## Problem details
Could you repeat, word for word, everything in the positive electrode passage from "For example, N-methylpyrrolidone" down to "the positive electrode."?

## Page
--
For example, N-methylpyrrolidone (NMP) may be used as the solvent, PVDF or a PVDF copolymer may be used as the binder, and carbon black or acetylene black may be used as a conductive agent. For example, after 94 wt % of the positive electrode active material, 3 wt % of the binder, and 3 wt % of the conductive agent are mixed in a powder state, NMP may be added to prepare slurry such that a solid content is 70 wt %, and then the slurry is applied, dried, and rolled, thereby preparing the positive electrode.
--
## Raw data
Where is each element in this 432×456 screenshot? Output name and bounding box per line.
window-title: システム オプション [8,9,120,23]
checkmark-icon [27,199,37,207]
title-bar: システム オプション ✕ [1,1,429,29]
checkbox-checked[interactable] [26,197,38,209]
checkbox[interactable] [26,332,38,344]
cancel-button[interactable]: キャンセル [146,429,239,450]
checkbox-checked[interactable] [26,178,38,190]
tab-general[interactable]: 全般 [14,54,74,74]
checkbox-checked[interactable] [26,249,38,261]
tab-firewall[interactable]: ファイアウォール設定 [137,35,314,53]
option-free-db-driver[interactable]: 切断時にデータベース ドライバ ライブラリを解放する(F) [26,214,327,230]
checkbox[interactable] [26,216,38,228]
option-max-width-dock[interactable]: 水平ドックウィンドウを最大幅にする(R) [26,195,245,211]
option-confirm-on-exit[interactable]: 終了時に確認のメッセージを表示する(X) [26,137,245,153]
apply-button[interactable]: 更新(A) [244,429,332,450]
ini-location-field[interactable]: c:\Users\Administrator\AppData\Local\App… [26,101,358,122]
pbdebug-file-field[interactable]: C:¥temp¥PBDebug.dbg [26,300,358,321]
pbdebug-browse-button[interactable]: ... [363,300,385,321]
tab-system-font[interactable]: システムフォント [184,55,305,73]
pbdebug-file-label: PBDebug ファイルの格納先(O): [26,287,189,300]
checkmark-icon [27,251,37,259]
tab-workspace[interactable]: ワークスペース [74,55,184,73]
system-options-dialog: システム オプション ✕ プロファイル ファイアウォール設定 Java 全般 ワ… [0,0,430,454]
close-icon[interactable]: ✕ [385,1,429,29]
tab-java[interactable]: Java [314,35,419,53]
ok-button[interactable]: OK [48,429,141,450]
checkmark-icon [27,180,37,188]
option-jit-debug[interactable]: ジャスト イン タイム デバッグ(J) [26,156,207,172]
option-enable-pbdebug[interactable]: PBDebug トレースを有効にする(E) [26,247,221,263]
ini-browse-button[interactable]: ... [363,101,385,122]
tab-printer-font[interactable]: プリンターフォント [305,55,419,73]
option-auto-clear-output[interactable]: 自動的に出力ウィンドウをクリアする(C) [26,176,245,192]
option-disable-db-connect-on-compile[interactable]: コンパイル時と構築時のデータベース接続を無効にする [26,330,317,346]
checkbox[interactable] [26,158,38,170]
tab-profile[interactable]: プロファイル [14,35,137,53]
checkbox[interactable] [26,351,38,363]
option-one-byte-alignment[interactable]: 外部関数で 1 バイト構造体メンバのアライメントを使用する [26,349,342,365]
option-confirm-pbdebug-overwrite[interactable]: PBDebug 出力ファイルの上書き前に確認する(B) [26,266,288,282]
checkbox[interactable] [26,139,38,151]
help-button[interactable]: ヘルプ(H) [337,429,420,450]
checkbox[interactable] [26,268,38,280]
--
## Result below
For example, N-methylpyrrolidone (NMP) may be used as the solvent, PVDF or a PVDF copolymer may be used as the binder, and carbon black or acetylene black may be used as a conductive agent. For example, after 94 wt % of the positive electrode active material, 3 wt % of the binder, and 3 wt % of the conductive agent are mixed in a powder state, NMP may be added to prepare slurry such that a solid content is 70 wt %, and then the slurry is applied, dried, and rolled, thereby preparing the positive electrode.